What this task involves
Please count the lines below that contain the word "Utiliser", and reply with that number alone.

-- start --

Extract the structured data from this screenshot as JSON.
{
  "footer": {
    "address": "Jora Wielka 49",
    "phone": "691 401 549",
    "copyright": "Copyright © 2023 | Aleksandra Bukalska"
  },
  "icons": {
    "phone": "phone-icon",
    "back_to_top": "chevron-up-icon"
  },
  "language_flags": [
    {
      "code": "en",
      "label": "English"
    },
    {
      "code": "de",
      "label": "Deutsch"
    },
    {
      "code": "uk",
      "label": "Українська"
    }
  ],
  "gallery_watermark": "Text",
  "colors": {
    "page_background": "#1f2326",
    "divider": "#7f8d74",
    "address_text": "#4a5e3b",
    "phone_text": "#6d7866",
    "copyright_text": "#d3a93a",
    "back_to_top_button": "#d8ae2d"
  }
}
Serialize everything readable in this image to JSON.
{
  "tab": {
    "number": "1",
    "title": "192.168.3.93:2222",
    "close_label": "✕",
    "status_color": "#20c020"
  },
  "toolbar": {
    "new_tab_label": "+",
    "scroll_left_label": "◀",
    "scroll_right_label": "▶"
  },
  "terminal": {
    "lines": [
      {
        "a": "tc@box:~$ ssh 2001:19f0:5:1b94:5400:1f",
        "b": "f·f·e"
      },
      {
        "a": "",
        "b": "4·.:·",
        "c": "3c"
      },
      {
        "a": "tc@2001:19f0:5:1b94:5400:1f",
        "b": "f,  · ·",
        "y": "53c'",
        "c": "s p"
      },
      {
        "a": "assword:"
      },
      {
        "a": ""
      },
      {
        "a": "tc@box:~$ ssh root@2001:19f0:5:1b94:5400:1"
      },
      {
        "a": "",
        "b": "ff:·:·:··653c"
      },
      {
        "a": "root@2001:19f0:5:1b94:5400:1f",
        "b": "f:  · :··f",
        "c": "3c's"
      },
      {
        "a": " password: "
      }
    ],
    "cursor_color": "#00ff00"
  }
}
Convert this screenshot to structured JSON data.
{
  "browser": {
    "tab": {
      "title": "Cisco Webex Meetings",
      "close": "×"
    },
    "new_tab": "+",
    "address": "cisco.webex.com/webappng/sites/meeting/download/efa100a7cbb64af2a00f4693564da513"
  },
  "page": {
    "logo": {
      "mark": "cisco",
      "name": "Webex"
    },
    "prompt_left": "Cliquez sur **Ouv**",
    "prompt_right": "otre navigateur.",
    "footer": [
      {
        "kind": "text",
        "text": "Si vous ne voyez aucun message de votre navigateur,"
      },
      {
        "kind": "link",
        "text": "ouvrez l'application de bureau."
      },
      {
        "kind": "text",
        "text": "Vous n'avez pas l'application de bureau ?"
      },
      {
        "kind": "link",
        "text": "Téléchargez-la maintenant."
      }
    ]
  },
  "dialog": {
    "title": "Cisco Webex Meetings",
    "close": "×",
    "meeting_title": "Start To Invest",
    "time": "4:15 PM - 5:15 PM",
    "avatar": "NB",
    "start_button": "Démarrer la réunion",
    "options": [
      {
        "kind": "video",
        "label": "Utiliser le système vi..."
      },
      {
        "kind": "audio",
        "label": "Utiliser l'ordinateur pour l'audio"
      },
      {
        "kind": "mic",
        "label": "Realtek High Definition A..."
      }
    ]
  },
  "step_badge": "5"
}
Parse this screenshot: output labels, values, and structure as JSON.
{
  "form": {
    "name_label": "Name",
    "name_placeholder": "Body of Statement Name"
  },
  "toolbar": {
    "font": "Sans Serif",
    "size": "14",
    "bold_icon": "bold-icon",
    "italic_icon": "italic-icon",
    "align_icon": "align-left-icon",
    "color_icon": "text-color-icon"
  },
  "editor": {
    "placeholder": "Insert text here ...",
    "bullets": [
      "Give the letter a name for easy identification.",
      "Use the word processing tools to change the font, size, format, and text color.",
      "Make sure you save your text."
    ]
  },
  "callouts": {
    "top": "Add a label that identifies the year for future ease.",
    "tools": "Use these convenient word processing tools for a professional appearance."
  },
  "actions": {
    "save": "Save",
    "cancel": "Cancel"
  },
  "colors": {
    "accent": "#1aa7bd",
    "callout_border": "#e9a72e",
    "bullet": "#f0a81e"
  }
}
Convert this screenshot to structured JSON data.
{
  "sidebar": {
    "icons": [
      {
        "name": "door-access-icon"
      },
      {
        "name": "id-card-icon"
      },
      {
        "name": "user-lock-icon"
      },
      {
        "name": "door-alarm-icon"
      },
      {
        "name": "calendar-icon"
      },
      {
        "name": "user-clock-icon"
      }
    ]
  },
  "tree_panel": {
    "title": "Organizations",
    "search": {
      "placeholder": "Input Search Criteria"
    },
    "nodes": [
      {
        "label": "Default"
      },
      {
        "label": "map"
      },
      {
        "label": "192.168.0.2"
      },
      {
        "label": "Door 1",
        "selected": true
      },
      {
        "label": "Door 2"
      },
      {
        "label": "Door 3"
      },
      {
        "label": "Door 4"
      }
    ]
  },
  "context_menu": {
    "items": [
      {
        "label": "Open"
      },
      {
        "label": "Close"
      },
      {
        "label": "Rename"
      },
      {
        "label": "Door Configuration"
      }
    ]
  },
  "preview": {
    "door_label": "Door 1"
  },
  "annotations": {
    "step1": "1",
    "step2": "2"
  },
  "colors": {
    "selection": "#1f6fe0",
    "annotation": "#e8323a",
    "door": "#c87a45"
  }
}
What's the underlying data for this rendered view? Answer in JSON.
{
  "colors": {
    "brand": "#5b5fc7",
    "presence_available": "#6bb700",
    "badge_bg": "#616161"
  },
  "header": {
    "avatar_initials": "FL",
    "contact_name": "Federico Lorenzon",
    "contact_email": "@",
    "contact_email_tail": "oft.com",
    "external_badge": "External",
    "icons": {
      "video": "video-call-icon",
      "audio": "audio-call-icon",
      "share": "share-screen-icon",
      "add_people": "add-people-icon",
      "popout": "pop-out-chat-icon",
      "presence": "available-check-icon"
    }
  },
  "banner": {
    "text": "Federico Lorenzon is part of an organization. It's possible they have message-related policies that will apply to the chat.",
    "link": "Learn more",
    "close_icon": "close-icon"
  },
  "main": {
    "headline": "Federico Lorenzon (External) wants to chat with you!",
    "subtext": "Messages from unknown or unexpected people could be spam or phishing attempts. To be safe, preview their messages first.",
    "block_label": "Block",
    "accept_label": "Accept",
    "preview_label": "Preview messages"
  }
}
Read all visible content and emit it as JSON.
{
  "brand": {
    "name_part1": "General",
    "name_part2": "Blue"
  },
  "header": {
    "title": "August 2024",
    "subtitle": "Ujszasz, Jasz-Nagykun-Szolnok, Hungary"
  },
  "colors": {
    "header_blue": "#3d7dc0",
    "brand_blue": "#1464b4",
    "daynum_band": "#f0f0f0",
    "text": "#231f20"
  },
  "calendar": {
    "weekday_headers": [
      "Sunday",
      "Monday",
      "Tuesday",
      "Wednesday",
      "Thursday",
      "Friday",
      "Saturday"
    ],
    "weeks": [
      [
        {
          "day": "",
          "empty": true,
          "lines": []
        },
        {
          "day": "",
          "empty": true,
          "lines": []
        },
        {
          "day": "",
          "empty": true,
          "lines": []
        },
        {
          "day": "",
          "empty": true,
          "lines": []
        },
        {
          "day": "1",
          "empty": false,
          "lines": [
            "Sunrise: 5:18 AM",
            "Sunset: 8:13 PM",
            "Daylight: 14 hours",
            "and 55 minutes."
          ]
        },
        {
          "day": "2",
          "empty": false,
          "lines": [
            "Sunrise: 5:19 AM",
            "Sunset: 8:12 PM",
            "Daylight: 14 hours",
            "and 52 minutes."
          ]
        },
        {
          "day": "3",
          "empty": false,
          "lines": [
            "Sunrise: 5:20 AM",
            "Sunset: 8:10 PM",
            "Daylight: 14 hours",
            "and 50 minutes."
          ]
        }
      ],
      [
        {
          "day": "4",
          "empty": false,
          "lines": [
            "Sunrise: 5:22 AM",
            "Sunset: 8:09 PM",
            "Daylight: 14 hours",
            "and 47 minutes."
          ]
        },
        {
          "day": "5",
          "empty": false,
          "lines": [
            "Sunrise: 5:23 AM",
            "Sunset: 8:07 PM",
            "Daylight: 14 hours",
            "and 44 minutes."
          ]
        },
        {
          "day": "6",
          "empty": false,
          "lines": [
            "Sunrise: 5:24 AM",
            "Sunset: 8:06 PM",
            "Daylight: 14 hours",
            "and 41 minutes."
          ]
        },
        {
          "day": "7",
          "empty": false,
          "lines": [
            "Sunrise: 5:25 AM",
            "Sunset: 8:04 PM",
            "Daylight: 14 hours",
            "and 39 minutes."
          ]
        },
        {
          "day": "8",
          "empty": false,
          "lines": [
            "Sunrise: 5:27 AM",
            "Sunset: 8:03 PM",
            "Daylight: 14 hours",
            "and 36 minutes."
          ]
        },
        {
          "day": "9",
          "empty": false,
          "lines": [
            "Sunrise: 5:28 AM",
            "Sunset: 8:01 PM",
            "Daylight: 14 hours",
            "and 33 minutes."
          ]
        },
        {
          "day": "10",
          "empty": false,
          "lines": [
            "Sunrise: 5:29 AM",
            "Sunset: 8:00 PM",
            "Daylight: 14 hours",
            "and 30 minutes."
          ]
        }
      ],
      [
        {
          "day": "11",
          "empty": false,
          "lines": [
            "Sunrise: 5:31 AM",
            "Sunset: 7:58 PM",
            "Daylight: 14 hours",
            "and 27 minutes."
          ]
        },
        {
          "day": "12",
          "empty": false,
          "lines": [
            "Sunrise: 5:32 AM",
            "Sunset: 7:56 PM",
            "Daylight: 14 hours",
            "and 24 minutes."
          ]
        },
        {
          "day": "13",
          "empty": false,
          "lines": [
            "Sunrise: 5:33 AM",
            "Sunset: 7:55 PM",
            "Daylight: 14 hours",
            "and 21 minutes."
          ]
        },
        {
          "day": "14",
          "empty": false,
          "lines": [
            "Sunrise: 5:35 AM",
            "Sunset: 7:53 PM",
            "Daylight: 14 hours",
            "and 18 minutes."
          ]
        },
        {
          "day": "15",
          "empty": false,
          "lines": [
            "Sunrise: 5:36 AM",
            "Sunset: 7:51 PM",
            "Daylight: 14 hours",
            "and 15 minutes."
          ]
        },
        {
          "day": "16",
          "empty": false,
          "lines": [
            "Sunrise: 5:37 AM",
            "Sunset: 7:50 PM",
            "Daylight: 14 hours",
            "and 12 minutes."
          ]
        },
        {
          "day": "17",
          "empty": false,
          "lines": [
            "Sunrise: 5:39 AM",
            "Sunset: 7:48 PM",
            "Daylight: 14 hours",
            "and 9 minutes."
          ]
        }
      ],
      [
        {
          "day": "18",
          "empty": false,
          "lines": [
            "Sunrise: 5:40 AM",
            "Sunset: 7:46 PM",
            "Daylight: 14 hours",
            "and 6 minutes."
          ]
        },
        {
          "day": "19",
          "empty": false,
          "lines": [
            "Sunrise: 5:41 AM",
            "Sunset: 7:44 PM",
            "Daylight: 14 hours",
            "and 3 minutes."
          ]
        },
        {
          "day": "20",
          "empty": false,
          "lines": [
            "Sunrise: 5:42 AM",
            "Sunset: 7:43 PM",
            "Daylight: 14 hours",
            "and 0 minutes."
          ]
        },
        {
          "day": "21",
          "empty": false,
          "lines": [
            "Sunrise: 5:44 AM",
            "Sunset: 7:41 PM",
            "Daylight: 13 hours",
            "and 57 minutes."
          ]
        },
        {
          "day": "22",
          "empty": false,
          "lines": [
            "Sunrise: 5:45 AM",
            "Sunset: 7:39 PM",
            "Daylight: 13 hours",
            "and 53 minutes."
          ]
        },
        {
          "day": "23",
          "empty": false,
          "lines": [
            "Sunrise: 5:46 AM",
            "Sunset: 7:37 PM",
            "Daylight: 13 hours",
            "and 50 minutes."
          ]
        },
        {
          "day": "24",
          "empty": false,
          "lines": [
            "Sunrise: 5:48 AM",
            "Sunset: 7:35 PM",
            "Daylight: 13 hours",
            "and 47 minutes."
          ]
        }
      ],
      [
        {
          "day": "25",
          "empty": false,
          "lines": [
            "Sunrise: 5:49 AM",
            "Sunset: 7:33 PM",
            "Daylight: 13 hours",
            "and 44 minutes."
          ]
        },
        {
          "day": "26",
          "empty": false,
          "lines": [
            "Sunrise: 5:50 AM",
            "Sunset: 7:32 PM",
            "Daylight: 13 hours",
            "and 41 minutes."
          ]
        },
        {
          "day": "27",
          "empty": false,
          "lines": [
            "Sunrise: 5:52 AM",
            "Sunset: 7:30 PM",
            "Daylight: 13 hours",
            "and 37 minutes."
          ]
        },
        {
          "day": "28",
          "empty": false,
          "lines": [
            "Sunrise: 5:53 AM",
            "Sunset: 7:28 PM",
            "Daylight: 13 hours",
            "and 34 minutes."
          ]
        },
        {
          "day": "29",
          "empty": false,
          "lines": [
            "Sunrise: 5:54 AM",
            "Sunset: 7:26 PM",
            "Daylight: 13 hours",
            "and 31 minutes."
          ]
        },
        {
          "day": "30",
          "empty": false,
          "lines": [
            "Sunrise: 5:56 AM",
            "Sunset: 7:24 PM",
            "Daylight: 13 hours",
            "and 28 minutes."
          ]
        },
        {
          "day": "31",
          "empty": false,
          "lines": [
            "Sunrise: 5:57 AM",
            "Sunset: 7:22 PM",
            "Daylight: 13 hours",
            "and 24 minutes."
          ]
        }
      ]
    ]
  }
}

-- end --

Task response
2